Given problem: Select the lines below containing the word "content".

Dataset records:
########
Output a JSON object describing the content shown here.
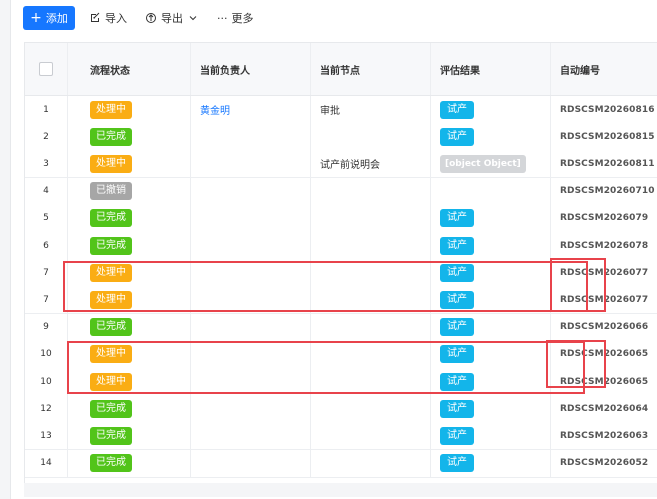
{
  "toolbar": {
    "add_label": "添加",
    "import_label": "导入",
    "export_label": "导出",
    "more_label": "更多"
  },
  "table": {
    "columns": [
      "流程状态",
      "当前负责人",
      "当前节点",
      "评估结果",
      "自动编号"
    ],
    "rows": [
      {
        "index": "1",
        "status": "处理中",
        "status_type": "processing",
        "owner": "黄金明",
        "node": "审批",
        "result": "试产",
        "code": "RDSCSM20260816"
      },
      {
        "index": "2",
        "status": "已完成",
        "status_type": "done",
        "owner": "",
        "node": "",
        "result": "试产",
        "code": "RDSCSM20260815"
      },
      {
        "index": "3",
        "status": "处理中",
        "status_type": "processing",
        "owner": "",
        "node": "试产前说明会",
        "result": "[object Object]",
        "result_type": "object",
        "code": "RDSCSM20260811"
      },
      {
        "index": "4",
        "status": "已撤销",
        "status_type": "revoked",
        "owner": "",
        "node": "",
        "result": "",
        "code": "RDSCSM20260710"
      },
      {
        "index": "5",
        "status": "已完成",
        "status_type": "done",
        "owner": "",
        "node": "",
        "result": "试产",
        "code": "RDSCSM2026079"
      },
      {
        "index": "6",
        "status": "已完成",
        "status_type": "done",
        "owner": "",
        "node": "",
        "result": "试产",
        "code": "RDSCSM2026078"
      },
      {
        "index": "7",
        "status": "处理中",
        "status_type": "processing",
        "owner": "",
        "node": "",
        "result": "试产",
        "code": "RDSCSM2026077"
      },
      {
        "index": "7",
        "status": "处理中",
        "status_type": "processing",
        "owner": "",
        "node": "",
        "result": "试产",
        "code": "RDSCSM2026077"
      },
      {
        "index": "9",
        "status": "已完成",
        "status_type": "done",
        "owner": "",
        "node": "",
        "result": "试产",
        "code": "RDSCSM2026066"
      },
      {
        "index": "10",
        "status": "处理中",
        "status_type": "processing",
        "owner": "",
        "node": "",
        "result": "试产",
        "code": "RDSCSM2026065"
      },
      {
        "index": "10",
        "status": "处理中",
        "status_type": "processing",
        "owner": "",
        "node": "",
        "result": "试产",
        "code": "RDSCSM2026065"
      },
      {
        "index": "12",
        "status": "已完成",
        "status_type": "done",
        "owner": "",
        "node": "",
        "result": "试产",
        "code": "RDSCSM2026064"
      },
      {
        "index": "13",
        "status": "已完成",
        "status_type": "done",
        "owner": "",
        "node": "",
        "result": "试产",
        "code": "RDSCSM2026063"
      },
      {
        "index": "14",
        "status": "已完成",
        "status_type": "done",
        "owner": "",
        "node": "",
        "result": "试产",
        "code": "RDSCSM2026052"
      }
    ]
  },
  "colors": {
    "primary": "#1677ff",
    "processing": "#faad14",
    "done": "#52c41a",
    "revoked": "#a6a6a6",
    "result_tag": "#13b5ea",
    "highlight": "#e8434b"
  },
  "icons": [
    "plus-icon",
    "import-icon",
    "export-icon",
    "chevron-down-icon",
    "more-icon",
    "checkbox-icon"
  ]
}
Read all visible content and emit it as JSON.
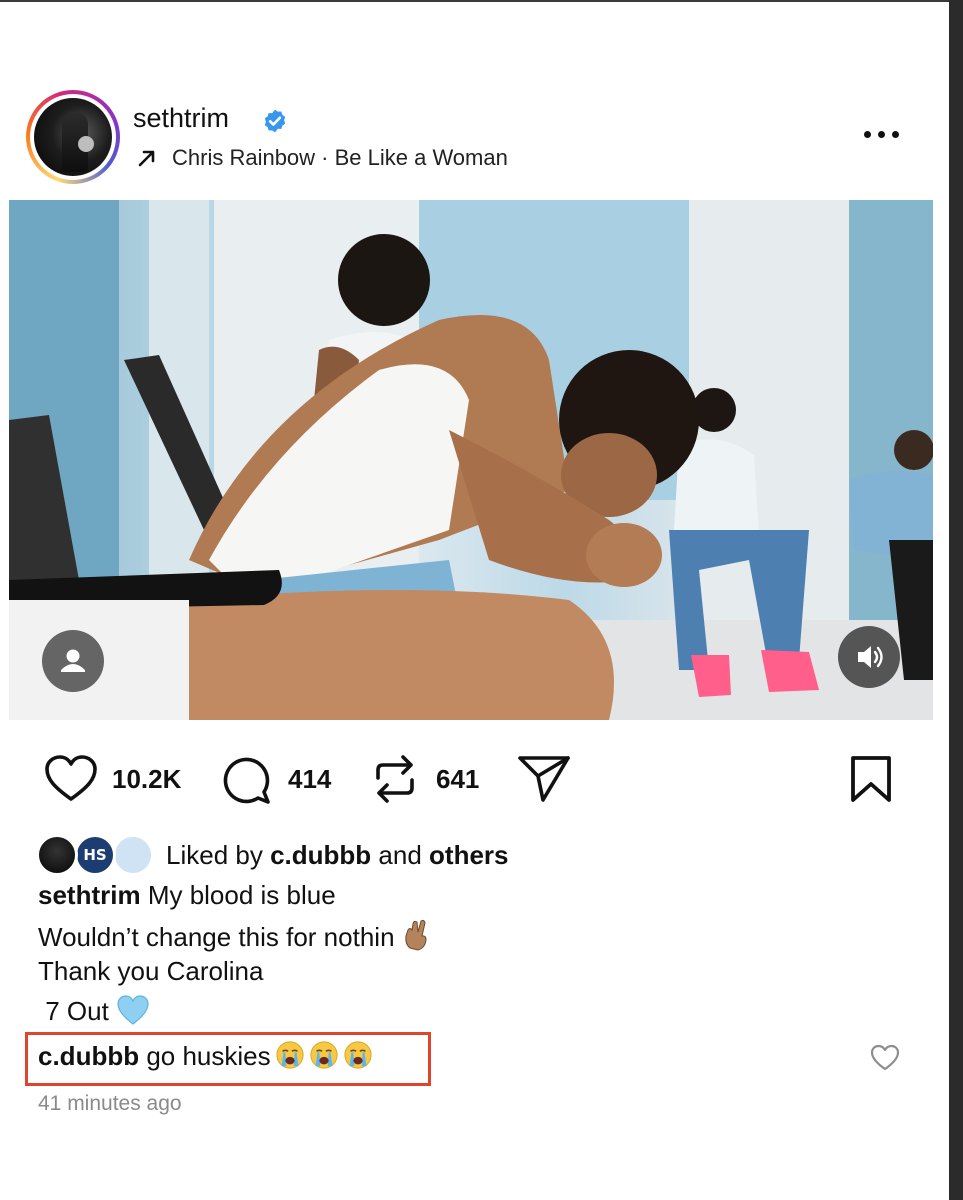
{
  "post": {
    "username": "sethtrim",
    "verified": true,
    "music": "Chris Rainbow · Be Like a Woman",
    "more_icon": "more-horizontal-icon"
  },
  "actions": {
    "likes": "10.2K",
    "comments": "414",
    "reposts": "641"
  },
  "likes_summary": {
    "prefix": "Liked by",
    "user": "c.dubbb",
    "middle": "and",
    "others": "others",
    "avatar_badge": "HS"
  },
  "caption": {
    "user": "sethtrim",
    "lines": [
      "My blood is blue",
      "Wouldn’t change this for nothin",
      "Thank you Carolina",
      " 7 Out"
    ]
  },
  "comment": {
    "user": "c.dubbb",
    "text": "go huskies"
  },
  "timestamp": "41 minutes ago",
  "colors": {
    "verified": "#3797f0",
    "highlight": "#e0452b",
    "timestamp": "#8a8a8a"
  }
}
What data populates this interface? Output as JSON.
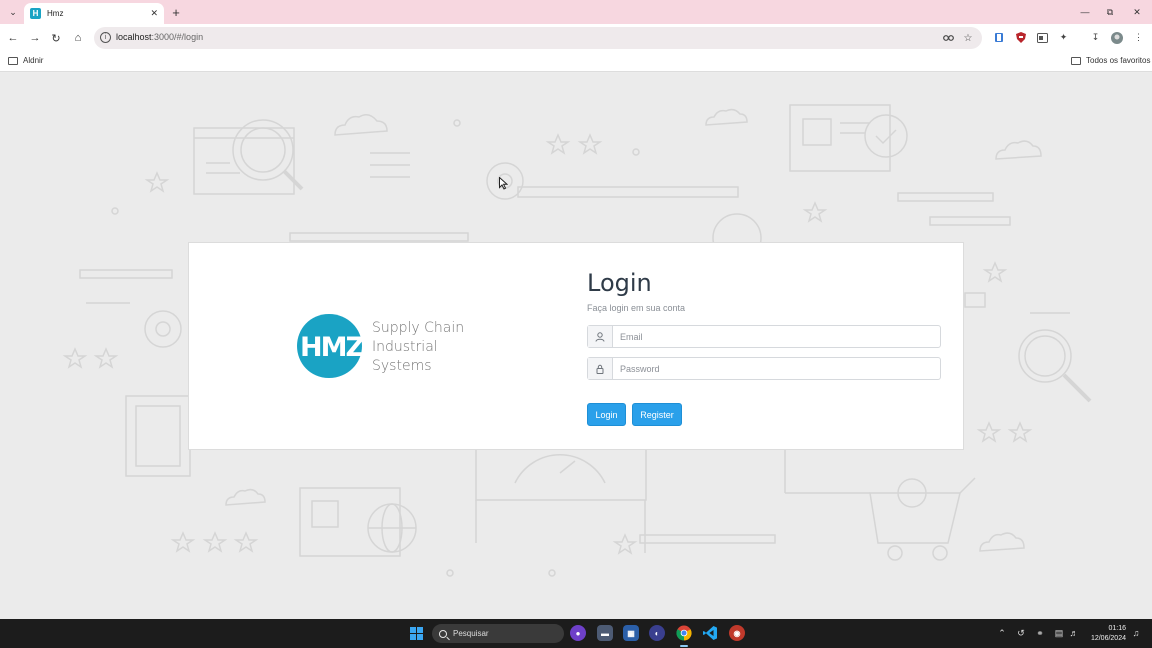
{
  "browser": {
    "tab_title": "Hmz",
    "tab_favicon": "H",
    "new_tab": "+",
    "url_host": "localhost",
    "url_rest": ":3000/#/login",
    "bookmark_left": "Aldnir",
    "bookmark_right": "Todos os favoritos",
    "icons": [
      "tab-search-icon",
      "close-icon",
      "back-arrow-icon",
      "forward-arrow-icon",
      "reload-icon",
      "home-icon",
      "site-info-icon",
      "password-key-icon",
      "star-icon",
      "extension-icon",
      "download-icon",
      "profile-avatar-icon",
      "menu-dots-icon"
    ]
  },
  "login_card": {
    "brand_logo_text": "HMZ",
    "brand_line1": "Supply Chain",
    "brand_line2": "Industrial",
    "brand_line3": "Systems",
    "title": "Login",
    "subtitle": "Faça login em sua conta",
    "email_placeholder": "Email",
    "email_value": "",
    "password_placeholder": "Password",
    "password_value": "",
    "login_button": "Login",
    "register_button": "Register"
  },
  "taskbar": {
    "search_label": "Pesquisar",
    "time": "01:16",
    "date": "12/06/2024"
  },
  "colors": {
    "tab_strip": "#f7d7e0",
    "brand_teal": "#1aa3c4",
    "primary_button": "#2aa0ea",
    "title_text": "#2f3b48",
    "page_background": "#ebebeb"
  }
}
########
Full solution:
Output a JSON object describing the content shown here.
Read all visible content and emit it as JSON.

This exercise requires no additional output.